— Begin MATERIAL SHOWN —

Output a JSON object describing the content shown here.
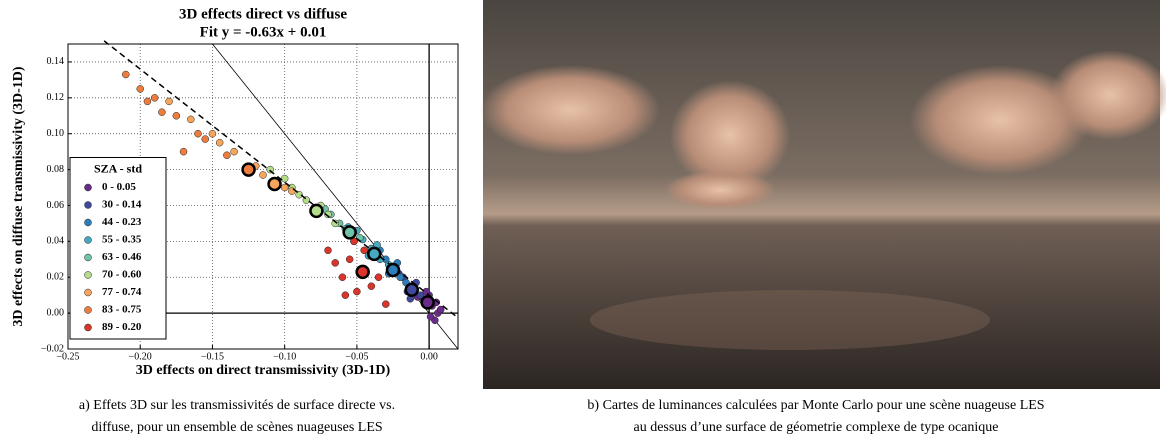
{
  "chart_data": {
    "type": "scatter",
    "title": [
      "3D effects direct vs diffuse",
      "Fit y = -0.63x + 0.01"
    ],
    "x_label": "3D effects on direct transmissivity (3D-1D)",
    "y_label": "3D effects on diffuse transmissivity (3D-1D)",
    "xlim": [
      -0.25,
      0.02
    ],
    "ylim": [
      -0.02,
      0.15
    ],
    "xticks": [
      {
        "value": -0.25,
        "label": "−0.25"
      },
      {
        "value": -0.2,
        "label": "−0.20"
      },
      {
        "value": -0.15,
        "label": "−0.15"
      },
      {
        "value": -0.1,
        "label": "−0.10"
      },
      {
        "value": -0.05,
        "label": "−0.05"
      },
      {
        "value": 0,
        "label": "0.00"
      }
    ],
    "yticks": [
      {
        "value": -0.02,
        "label": "−0.02"
      },
      {
        "value": 0,
        "label": "0.00"
      },
      {
        "value": 0.02,
        "label": "0.02"
      },
      {
        "value": 0.04,
        "label": "0.04"
      },
      {
        "value": 0.06,
        "label": "0.06"
      },
      {
        "value": 0.08,
        "label": "0.08"
      },
      {
        "value": 0.1,
        "label": "0.10"
      },
      {
        "value": 0.12,
        "label": "0.12"
      },
      {
        "value": 0.14,
        "label": "0.14"
      }
    ],
    "grid": true,
    "fit": {
      "slope": -0.63,
      "intercept": 0.01
    },
    "legend": "lower left",
    "legend_title": "SZA - std",
    "series": [
      {
        "name": "0 - 0.05",
        "color": "#6a2c8a",
        "x": [
          0.002,
          -0.004,
          0.006,
          0.0,
          -0.008,
          0.004,
          0.008,
          -0.002,
          0.001,
          0.005
        ],
        "values": [
          0.004,
          0.008,
          0.0,
          0.01,
          0.009,
          -0.004,
          0.002,
          0.012,
          -0.002,
          0.006
        ],
        "mean": {
          "x": -0.001,
          "y": 0.006
        }
      },
      {
        "name": "30 - 0.14",
        "color": "#3f4a9c",
        "x": [
          -0.012,
          -0.018,
          -0.006,
          -0.015,
          -0.009,
          -0.002,
          -0.021,
          -0.013
        ],
        "values": [
          0.015,
          0.02,
          0.01,
          0.012,
          0.017,
          0.006,
          0.022,
          0.008
        ],
        "mean": {
          "x": -0.012,
          "y": 0.013
        }
      },
      {
        "name": "44 - 0.23",
        "color": "#2d7fbb",
        "x": [
          -0.025,
          -0.03,
          -0.02,
          -0.034,
          -0.028,
          -0.016,
          -0.038,
          -0.022
        ],
        "values": [
          0.026,
          0.03,
          0.02,
          0.035,
          0.022,
          0.017,
          0.036,
          0.028
        ],
        "mean": {
          "x": -0.025,
          "y": 0.024
        }
      },
      {
        "name": "55 - 0.35",
        "color": "#47a9bf",
        "x": [
          -0.04,
          -0.046,
          -0.034,
          -0.05,
          -0.028,
          -0.056,
          -0.042,
          -0.036
        ],
        "values": [
          0.036,
          0.041,
          0.03,
          0.046,
          0.027,
          0.048,
          0.032,
          0.038
        ],
        "mean": {
          "x": -0.038,
          "y": 0.033
        }
      },
      {
        "name": "63 - 0.46",
        "color": "#6fc3a6",
        "x": [
          -0.055,
          -0.062,
          -0.048,
          -0.068,
          -0.052,
          -0.072,
          -0.058
        ],
        "values": [
          0.046,
          0.05,
          0.042,
          0.055,
          0.04,
          0.058,
          0.047
        ],
        "mean": {
          "x": -0.055,
          "y": 0.045
        }
      },
      {
        "name": "70 - 0.60",
        "color": "#b5dc8a",
        "x": [
          -0.078,
          -0.085,
          -0.07,
          -0.095,
          -0.065,
          -0.1,
          -0.09,
          -0.075,
          -0.11
        ],
        "values": [
          0.058,
          0.063,
          0.055,
          0.07,
          0.05,
          0.075,
          0.066,
          0.06,
          0.08
        ],
        "mean": {
          "x": -0.078,
          "y": 0.057
        }
      },
      {
        "name": "77 - 0.74",
        "color": "#f6a55c",
        "x": [
          -0.107,
          -0.12,
          -0.095,
          -0.135,
          -0.15,
          -0.115,
          -0.165,
          -0.1,
          -0.145,
          -0.18
        ],
        "values": [
          0.073,
          0.082,
          0.068,
          0.09,
          0.1,
          0.077,
          0.108,
          0.07,
          0.095,
          0.118
        ],
        "mean": {
          "x": -0.107,
          "y": 0.072
        }
      },
      {
        "name": "83 - 0.75",
        "color": "#ec7d3e",
        "x": [
          -0.125,
          -0.14,
          -0.16,
          -0.175,
          -0.19,
          -0.2,
          -0.21,
          -0.155,
          -0.185,
          -0.195,
          -0.17
        ],
        "values": [
          0.08,
          0.088,
          0.1,
          0.11,
          0.12,
          0.125,
          0.133,
          0.097,
          0.112,
          0.118,
          0.09
        ],
        "mean": {
          "x": -0.125,
          "y": 0.08
        }
      },
      {
        "name": "89 - 0.20",
        "color": "#d9352a",
        "x": [
          -0.046,
          -0.055,
          -0.06,
          -0.04,
          -0.05,
          -0.065,
          -0.035,
          -0.07,
          -0.03,
          -0.058,
          -0.045,
          -0.052
        ],
        "values": [
          0.023,
          0.03,
          0.02,
          0.015,
          0.012,
          0.028,
          0.02,
          0.035,
          0.005,
          0.01,
          0.035,
          0.04
        ],
        "mean": {
          "x": -0.046,
          "y": 0.023
        }
      }
    ]
  },
  "captions": {
    "left": [
      "a) Effets 3D sur les transmissivités de surface directe vs.",
      "diffuse, pour un ensemble de scènes nuageuses LES"
    ],
    "right": [
      "b) Cartes de luminances calculées par Monte Carlo pour une scène nuageuse LES",
      "au dessus d’une surface de géometrie complexe de type ocanique"
    ]
  }
}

— End MATERIAL SHOWN —

• _INSTRUCTIONS TO FOLLOW_:
Copy out all lines where the word "color" appears.

• _THE OUTPUT_:
        "color": "#6a2c8a",
        "color": "#3f4a9c",
        "color": "#2d7fbb",
        "color": "#47a9bf",
        "color": "#6fc3a6",
        "color": "#b5dc8a",
        "color": "#f6a55c",
        "color": "#ec7d3e",
        "color": "#d9352a",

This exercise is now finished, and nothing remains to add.